Short problem>
Pull every line from the records below and repeat each one word for word, changing nothing.

Material supplied>
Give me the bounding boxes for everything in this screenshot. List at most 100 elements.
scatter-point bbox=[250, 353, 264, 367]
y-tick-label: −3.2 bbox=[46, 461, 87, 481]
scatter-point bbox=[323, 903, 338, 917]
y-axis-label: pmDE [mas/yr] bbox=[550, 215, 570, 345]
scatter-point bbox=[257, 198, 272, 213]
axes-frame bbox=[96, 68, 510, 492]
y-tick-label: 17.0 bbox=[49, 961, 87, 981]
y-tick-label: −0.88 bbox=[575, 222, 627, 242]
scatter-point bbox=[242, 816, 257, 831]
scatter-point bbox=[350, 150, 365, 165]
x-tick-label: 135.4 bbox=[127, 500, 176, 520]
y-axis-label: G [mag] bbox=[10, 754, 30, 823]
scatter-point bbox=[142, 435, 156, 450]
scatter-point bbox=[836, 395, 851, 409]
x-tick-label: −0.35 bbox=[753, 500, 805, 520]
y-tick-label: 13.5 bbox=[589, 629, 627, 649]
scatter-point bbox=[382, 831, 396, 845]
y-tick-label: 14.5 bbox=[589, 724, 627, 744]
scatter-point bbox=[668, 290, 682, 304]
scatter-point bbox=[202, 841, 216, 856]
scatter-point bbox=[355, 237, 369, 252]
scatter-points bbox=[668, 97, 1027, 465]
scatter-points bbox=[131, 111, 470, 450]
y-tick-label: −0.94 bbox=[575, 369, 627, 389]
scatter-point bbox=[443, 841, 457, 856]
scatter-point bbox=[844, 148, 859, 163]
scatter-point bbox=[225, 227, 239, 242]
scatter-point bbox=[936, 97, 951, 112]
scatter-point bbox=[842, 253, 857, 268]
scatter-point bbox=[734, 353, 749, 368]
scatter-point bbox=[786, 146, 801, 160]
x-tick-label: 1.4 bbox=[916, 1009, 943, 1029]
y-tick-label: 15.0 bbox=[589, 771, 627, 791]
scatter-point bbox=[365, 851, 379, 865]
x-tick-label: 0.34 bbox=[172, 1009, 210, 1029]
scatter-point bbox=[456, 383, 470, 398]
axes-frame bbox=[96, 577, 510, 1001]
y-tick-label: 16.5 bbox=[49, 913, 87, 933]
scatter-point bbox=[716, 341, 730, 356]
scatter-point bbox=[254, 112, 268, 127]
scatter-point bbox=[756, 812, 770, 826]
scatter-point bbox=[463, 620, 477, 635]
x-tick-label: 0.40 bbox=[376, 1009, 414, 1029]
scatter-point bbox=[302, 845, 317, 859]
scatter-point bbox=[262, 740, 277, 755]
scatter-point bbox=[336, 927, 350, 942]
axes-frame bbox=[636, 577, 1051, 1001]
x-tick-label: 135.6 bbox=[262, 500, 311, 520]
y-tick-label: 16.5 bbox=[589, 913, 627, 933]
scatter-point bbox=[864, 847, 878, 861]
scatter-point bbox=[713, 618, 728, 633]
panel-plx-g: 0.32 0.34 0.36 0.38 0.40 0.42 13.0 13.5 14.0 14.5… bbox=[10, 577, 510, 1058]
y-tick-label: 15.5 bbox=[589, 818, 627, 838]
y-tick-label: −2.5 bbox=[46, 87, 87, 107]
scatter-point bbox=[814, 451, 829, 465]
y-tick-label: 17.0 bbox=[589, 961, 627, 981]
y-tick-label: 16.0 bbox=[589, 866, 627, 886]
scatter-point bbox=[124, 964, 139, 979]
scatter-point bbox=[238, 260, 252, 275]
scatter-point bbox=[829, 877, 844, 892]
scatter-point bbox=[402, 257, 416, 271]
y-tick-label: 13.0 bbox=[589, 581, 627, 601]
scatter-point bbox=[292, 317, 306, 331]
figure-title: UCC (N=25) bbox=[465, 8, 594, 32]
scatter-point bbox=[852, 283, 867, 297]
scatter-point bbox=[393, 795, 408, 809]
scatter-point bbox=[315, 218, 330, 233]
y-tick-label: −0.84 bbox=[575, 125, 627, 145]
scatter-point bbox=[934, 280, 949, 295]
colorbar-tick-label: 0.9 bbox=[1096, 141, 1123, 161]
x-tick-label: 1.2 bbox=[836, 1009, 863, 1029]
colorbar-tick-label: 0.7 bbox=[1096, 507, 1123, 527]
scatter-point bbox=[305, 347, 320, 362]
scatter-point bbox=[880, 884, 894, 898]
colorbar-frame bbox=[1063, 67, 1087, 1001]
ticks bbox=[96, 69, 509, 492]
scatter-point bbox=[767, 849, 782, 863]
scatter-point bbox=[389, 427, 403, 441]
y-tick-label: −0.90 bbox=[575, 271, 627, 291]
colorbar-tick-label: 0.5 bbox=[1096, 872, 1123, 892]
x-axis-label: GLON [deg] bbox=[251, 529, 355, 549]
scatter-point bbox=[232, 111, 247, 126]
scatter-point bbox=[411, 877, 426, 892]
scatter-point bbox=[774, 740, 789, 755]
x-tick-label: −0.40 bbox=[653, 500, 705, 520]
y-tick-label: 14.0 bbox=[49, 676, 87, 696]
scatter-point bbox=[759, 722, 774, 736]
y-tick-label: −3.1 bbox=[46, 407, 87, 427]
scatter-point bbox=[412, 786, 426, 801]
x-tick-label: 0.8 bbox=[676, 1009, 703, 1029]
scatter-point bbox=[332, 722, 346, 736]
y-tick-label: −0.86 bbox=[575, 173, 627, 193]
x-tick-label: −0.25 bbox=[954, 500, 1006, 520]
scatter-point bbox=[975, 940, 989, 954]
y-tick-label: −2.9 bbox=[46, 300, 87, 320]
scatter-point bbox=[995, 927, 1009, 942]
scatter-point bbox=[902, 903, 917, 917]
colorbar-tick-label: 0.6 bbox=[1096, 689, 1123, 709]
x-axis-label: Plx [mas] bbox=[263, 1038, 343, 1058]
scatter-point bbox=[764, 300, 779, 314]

Response for this exercise>
Give me the bounding boxes for everything in this screenshot. List at most 100 elements.
scatter-point bbox=[250, 353, 264, 367]
y-tick-label: −3.2 bbox=[46, 461, 87, 481]
scatter-point bbox=[323, 903, 338, 917]
y-axis-label: pmDE [mas/yr] bbox=[550, 215, 570, 345]
scatter-point bbox=[257, 198, 272, 213]
axes-frame bbox=[96, 68, 510, 492]
y-tick-label: 17.0 bbox=[49, 961, 87, 981]
y-tick-label: −0.88 bbox=[575, 222, 627, 242]
scatter-point bbox=[242, 816, 257, 831]
scatter-point bbox=[350, 150, 365, 165]
x-tick-label: 135.4 bbox=[127, 500, 176, 520]
y-axis-label: G [mag] bbox=[10, 754, 30, 823]
scatter-point bbox=[142, 435, 156, 450]
scatter-point bbox=[836, 395, 851, 409]
x-tick-label: −0.35 bbox=[753, 500, 805, 520]
y-tick-label: 13.5 bbox=[589, 629, 627, 649]
scatter-point bbox=[382, 831, 396, 845]
y-tick-label: 14.5 bbox=[589, 724, 627, 744]
scatter-point bbox=[668, 290, 682, 304]
scatter-point bbox=[202, 841, 216, 856]
scatter-point bbox=[355, 237, 369, 252]
scatter-points bbox=[668, 97, 1027, 465]
scatter-points bbox=[131, 111, 470, 450]
y-tick-label: −0.94 bbox=[575, 369, 627, 389]
scatter-point bbox=[443, 841, 457, 856]
scatter-point bbox=[844, 148, 859, 163]
scatter-point bbox=[225, 227, 239, 242]
scatter-point bbox=[936, 97, 951, 112]
scatter-point bbox=[842, 253, 857, 268]
scatter-point bbox=[734, 353, 749, 368]
scatter-point bbox=[786, 146, 801, 160]
x-tick-label: 1.4 bbox=[916, 1009, 943, 1029]
y-tick-label: 15.0 bbox=[589, 771, 627, 791]
scatter-point bbox=[365, 851, 379, 865]
x-tick-label: 0.34 bbox=[172, 1009, 210, 1029]
scatter-point bbox=[456, 383, 470, 398]
axes-frame bbox=[96, 577, 510, 1001]
y-tick-label: 16.5 bbox=[49, 913, 87, 933]
scatter-point bbox=[716, 341, 730, 356]
scatter-point bbox=[254, 112, 268, 127]
scatter-point bbox=[756, 812, 770, 826]
scatter-point bbox=[463, 620, 477, 635]
x-tick-label: 0.40 bbox=[376, 1009, 414, 1029]
scatter-point bbox=[302, 845, 317, 859]
scatter-point bbox=[262, 740, 277, 755]
scatter-point bbox=[336, 927, 350, 942]
axes-frame bbox=[636, 577, 1051, 1001]
x-tick-label: 135.6 bbox=[262, 500, 311, 520]
y-tick-label: 16.5 bbox=[589, 913, 627, 933]
scatter-point bbox=[864, 847, 878, 861]
scatter-point bbox=[713, 618, 728, 633]
panel-plx-g: 0.32 0.34 0.36 0.38 0.40 0.42 13.0 13.5 14.0 14.5… bbox=[10, 577, 510, 1058]
y-tick-label: 15.5 bbox=[589, 818, 627, 838]
y-tick-label: −2.5 bbox=[46, 87, 87, 107]
scatter-point bbox=[814, 451, 829, 465]
y-tick-label: 17.0 bbox=[589, 961, 627, 981]
y-tick-label: 16.0 bbox=[589, 866, 627, 886]
scatter-point bbox=[124, 964, 139, 979]
scatter-point bbox=[238, 260, 252, 275]
scatter-point bbox=[829, 877, 844, 892]
scatter-point bbox=[402, 257, 416, 271]
y-tick-label: 13.0 bbox=[589, 581, 627, 601]
scatter-point bbox=[292, 317, 306, 331]
figure-title: UCC (N=25) bbox=[465, 8, 594, 32]
scatter-point bbox=[852, 283, 867, 297]
scatter-point bbox=[393, 795, 408, 809]
scatter-point bbox=[315, 218, 330, 233]
y-tick-label: −0.84 bbox=[575, 125, 627, 145]
scatter-point bbox=[934, 280, 949, 295]
colorbar-tick-label: 0.9 bbox=[1096, 141, 1123, 161]
x-tick-label: 1.2 bbox=[836, 1009, 863, 1029]
colorbar-tick-label: 0.7 bbox=[1096, 507, 1123, 527]
scatter-point bbox=[305, 347, 320, 362]
scatter-point bbox=[880, 884, 894, 898]
colorbar-frame bbox=[1063, 67, 1087, 1001]
ticks bbox=[96, 69, 509, 492]
scatter-point bbox=[767, 849, 782, 863]
scatter-point bbox=[389, 427, 403, 441]
y-tick-label: −0.90 bbox=[575, 271, 627, 291]
colorbar-tick-label: 0.5 bbox=[1096, 872, 1123, 892]
x-axis-label: GLON [deg] bbox=[251, 529, 355, 549]
scatter-point bbox=[232, 111, 247, 126]
scatter-point bbox=[411, 877, 426, 892]
scatter-point bbox=[774, 740, 789, 755]
x-tick-label: −0.40 bbox=[653, 500, 705, 520]
y-tick-label: 14.0 bbox=[49, 676, 87, 696]
scatter-point bbox=[759, 722, 774, 736]
y-tick-label: −3.1 bbox=[46, 407, 87, 427]
scatter-point bbox=[412, 786, 426, 801]
x-tick-label: 0.8 bbox=[676, 1009, 703, 1029]
scatter-point bbox=[332, 722, 346, 736]
y-tick-label: −0.86 bbox=[575, 173, 627, 193]
x-tick-label: −0.25 bbox=[954, 500, 1006, 520]
scatter-point bbox=[975, 940, 989, 954]
y-tick-label: −2.9 bbox=[46, 300, 87, 320]
scatter-point bbox=[995, 927, 1009, 942]
scatter-point bbox=[902, 903, 917, 917]
colorbar-tick-label: 0.6 bbox=[1096, 689, 1123, 709]
x-axis-label: Plx [mas] bbox=[263, 1038, 343, 1058]
scatter-point bbox=[764, 300, 779, 314]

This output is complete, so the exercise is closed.